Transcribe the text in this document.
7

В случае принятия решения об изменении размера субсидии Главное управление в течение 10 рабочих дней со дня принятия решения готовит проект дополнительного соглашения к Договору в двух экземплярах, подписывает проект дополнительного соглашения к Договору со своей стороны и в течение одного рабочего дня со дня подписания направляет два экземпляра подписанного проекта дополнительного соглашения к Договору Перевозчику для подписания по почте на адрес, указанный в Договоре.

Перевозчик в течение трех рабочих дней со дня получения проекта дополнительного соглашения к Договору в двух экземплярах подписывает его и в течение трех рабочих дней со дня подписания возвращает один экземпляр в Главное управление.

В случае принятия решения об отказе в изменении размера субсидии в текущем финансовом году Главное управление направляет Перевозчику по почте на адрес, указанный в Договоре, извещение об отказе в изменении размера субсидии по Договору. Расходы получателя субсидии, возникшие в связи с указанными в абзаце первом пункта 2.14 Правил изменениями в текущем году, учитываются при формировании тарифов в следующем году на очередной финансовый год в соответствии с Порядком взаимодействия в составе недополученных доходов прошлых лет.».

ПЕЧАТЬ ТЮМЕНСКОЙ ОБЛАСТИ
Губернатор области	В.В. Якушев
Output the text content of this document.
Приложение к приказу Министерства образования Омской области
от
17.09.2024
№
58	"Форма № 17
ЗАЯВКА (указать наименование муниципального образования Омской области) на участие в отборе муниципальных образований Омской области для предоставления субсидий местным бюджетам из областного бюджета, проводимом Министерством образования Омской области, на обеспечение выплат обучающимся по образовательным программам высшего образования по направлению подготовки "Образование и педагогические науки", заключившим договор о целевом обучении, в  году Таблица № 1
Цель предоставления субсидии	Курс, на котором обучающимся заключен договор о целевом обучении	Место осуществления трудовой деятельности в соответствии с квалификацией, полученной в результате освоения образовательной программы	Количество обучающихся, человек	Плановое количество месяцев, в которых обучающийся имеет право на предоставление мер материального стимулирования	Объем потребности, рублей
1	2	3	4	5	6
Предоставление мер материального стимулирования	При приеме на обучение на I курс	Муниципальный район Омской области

Exercise goal
Where a line above includes "обучении", copy that line.

Solution to the problem
ЗАЯВКА (указать наименование муниципального образования Омской области) на участие в отборе муниципальных образований Омской области для предоставления субсидий местным бюджетам из областного бюджета, проводимом Министерством образования Омской области, на обеспечение выплат обучающимся по образовательным программам высшего образования по направлению подготовки "Образование и педагогические науки", заключившим договор о целевом обучении, в  году Таблица № 1
Цель предоставления субсидии	Курс, на котором обучающимся заключен договор о целевом обучении	Место осуществления трудовой деятельности в соответствии с квалификацией, полученной в результате освоения образовательной программы	Количество обучающихся, человек	Плановое количество месяцев, в которых обучающийся имеет право на предоставление мер материального стимулирования	Объем потребности, рублей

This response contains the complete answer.